- [Task instructions] Produce an exact transcription of the listing below, omitting the pictures.

- [Dataset]

________________

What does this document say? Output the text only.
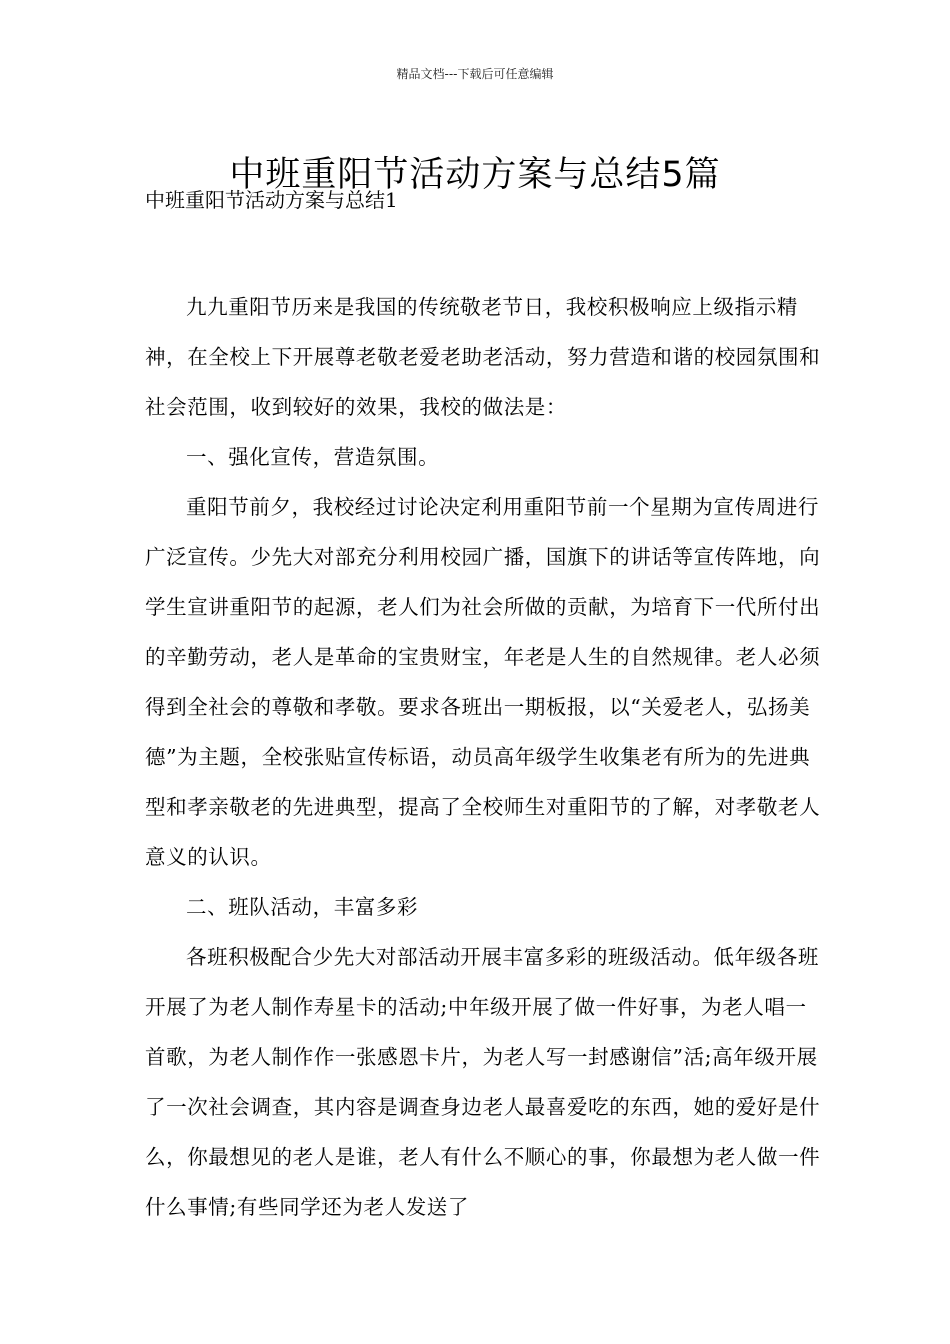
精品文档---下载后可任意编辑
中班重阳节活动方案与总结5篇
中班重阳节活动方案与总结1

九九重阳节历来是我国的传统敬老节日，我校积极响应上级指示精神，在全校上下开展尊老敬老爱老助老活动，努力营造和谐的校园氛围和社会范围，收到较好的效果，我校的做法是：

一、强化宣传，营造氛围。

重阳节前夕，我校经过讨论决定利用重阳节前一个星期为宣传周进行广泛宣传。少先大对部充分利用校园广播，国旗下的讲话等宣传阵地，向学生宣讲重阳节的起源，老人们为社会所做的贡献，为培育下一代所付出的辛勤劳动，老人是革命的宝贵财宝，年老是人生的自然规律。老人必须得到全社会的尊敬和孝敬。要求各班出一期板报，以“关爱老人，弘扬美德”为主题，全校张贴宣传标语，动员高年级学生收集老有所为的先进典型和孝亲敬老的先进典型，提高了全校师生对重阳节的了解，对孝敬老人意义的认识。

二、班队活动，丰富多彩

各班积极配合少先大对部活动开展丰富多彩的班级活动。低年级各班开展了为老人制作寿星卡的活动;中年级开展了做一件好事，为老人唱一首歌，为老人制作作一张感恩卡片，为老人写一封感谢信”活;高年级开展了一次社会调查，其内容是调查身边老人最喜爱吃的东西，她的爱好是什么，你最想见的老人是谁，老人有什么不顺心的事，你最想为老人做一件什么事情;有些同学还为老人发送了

________________

- [Answer for this exercise]
What does this document say? Output the text only.
精品文档---下载后可任意编辑
中班重阳节活动方案与总结5篇
中班重阳节活动方案与总结1

九九重阳节历来是我国的传统敬老节日，我校积极响应上级指示精神，在全校上下开展尊老敬老爱老助老活动，努力营造和谐的校园氛围和社会范围，收到较好的效果，我校的做法是：

一、强化宣传，营造氛围。

重阳节前夕，我校经过讨论决定利用重阳节前一个星期为宣传周进行广泛宣传。少先大对部充分利用校园广播，国旗下的讲话等宣传阵地，向学生宣讲重阳节的起源，老人们为社会所做的贡献，为培育下一代所付出的辛勤劳动，老人是革命的宝贵财宝，年老是人生的自然规律。老人必须得到全社会的尊敬和孝敬。要求各班出一期板报，以“关爱老人，弘扬美德”为主题，全校张贴宣传标语，动员高年级学生收集老有所为的先进典型和孝亲敬老的先进典型，提高了全校师生对重阳节的了解，对孝敬老人意义的认识。

二、班队活动，丰富多彩

各班积极配合少先大对部活动开展丰富多彩的班级活动。低年级各班开展了为老人制作寿星卡的活动;中年级开展了做一件好事，为老人唱一首歌，为老人制作作一张感恩卡片，为老人写一封感谢信”活;高年级开展了一次社会调查，其内容是调查身边老人最喜爱吃的东西，她的爱好是什么，你最想见的老人是谁，老人有什么不顺心的事，你最想为老人做一件什么事情;有些同学还为老人发送了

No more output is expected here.